▶ [WHAT YOU HAVE TO DO] Using the listing below, copy every line that mentions "with".

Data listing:
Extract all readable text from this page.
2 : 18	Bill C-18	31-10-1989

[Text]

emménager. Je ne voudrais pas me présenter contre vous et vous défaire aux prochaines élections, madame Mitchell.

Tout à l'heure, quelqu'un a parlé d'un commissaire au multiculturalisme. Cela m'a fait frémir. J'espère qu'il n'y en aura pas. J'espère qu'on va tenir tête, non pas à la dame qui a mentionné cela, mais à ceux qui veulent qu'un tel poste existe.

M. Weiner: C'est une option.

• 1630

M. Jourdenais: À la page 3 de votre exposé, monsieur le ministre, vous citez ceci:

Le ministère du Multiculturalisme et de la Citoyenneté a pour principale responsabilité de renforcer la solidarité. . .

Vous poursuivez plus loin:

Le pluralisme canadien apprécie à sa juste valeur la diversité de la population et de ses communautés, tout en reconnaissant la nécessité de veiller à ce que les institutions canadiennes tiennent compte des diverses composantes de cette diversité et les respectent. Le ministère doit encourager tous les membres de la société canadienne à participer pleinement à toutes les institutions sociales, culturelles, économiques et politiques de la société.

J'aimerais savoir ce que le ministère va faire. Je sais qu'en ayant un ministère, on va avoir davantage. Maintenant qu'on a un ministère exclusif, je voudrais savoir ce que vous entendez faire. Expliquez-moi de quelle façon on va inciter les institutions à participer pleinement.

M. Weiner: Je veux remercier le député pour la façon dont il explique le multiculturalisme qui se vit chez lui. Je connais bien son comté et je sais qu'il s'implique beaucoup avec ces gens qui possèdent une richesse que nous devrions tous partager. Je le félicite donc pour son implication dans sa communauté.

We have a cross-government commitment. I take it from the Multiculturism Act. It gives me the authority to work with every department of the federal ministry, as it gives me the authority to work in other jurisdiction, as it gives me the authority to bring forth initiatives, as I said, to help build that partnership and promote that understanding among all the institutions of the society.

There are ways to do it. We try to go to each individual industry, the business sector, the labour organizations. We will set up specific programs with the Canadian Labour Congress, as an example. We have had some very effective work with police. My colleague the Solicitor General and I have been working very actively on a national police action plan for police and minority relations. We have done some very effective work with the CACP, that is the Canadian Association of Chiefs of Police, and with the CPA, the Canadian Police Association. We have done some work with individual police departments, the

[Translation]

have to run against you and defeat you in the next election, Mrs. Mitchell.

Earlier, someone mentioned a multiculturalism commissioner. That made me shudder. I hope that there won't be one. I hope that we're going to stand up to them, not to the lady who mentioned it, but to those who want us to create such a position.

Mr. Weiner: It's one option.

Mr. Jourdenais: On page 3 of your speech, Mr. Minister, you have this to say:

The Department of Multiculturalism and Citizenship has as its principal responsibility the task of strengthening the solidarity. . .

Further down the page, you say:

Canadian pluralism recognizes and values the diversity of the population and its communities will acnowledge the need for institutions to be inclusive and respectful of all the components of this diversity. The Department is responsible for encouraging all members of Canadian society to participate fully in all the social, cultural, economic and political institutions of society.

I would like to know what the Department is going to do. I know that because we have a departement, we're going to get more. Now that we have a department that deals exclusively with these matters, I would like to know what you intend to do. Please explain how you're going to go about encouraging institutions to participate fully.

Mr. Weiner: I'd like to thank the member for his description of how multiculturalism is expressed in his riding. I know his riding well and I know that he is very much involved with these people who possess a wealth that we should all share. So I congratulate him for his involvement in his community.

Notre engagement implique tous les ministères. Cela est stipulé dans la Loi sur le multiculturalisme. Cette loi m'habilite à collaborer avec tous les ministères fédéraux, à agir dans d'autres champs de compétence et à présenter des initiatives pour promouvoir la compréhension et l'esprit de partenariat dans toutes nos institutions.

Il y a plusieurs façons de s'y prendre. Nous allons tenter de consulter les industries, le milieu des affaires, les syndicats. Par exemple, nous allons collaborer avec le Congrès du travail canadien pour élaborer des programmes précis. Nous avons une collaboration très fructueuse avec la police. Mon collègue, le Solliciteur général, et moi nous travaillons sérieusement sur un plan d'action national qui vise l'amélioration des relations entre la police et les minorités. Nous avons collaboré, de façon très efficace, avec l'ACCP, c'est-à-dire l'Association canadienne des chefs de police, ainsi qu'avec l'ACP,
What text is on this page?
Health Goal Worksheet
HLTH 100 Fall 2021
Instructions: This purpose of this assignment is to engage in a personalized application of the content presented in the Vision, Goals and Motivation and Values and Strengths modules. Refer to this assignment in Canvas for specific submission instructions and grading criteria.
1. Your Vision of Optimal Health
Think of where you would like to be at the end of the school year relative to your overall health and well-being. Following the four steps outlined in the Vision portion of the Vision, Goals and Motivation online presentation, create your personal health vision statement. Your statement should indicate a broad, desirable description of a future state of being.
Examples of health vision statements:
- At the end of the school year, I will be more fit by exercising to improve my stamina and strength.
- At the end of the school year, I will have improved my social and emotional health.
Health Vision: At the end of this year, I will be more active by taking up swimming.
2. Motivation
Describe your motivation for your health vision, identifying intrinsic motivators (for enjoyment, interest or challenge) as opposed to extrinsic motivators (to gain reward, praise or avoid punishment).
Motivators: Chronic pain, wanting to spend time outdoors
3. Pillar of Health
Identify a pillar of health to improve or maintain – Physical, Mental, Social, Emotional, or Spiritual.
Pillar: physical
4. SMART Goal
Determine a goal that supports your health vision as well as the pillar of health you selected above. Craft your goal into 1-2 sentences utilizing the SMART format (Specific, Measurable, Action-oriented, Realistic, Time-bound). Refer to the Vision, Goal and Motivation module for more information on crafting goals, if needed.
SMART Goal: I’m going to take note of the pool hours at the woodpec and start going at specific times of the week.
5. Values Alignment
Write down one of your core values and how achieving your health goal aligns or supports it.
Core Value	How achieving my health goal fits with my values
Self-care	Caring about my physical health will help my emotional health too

▶ [WRITTEN ANSWER]
We have a cross-government commitment. I take it from the Multiculturism Act. It gives me the authority to work with every department of the federal ministry, as it gives me the authority to work in other jurisdiction, as it gives me the authority to bring forth initiatives, as I said, to help build that partnership and promote that understanding among all the institutions of the society.
There are ways to do it. We try to go to each individual industry, the business sector, the labour organizations. We will set up specific programs with the Canadian Labour Congress, as an example. We have had some very effective work with police. My colleague the Solicitor General and I have been working very actively on a national police action plan for police and minority relations. We have done some very effective work with the CACP, that is the Canadian Association of Chiefs of Police, and with the CPA, the Canadian Police Association. We have done some work with individual police departments, the
I would like to know what the Department is going to do. I know that because we have a departement, we're going to get more. Now that we have a department that deals exclusively with these matters, I would like to know what you intend to do. Please explain how you're going to go about encouraging institutions to participate fully.
Mr. Weiner: I'd like to thank the member for his description of how multiculturalism is expressed in his riding. I know his riding well and I know that he is very much involved with these people who possess a wealth that we should all share. So I congratulate him for his involvement in his community.
Core Value	How achieving my health goal fits with my values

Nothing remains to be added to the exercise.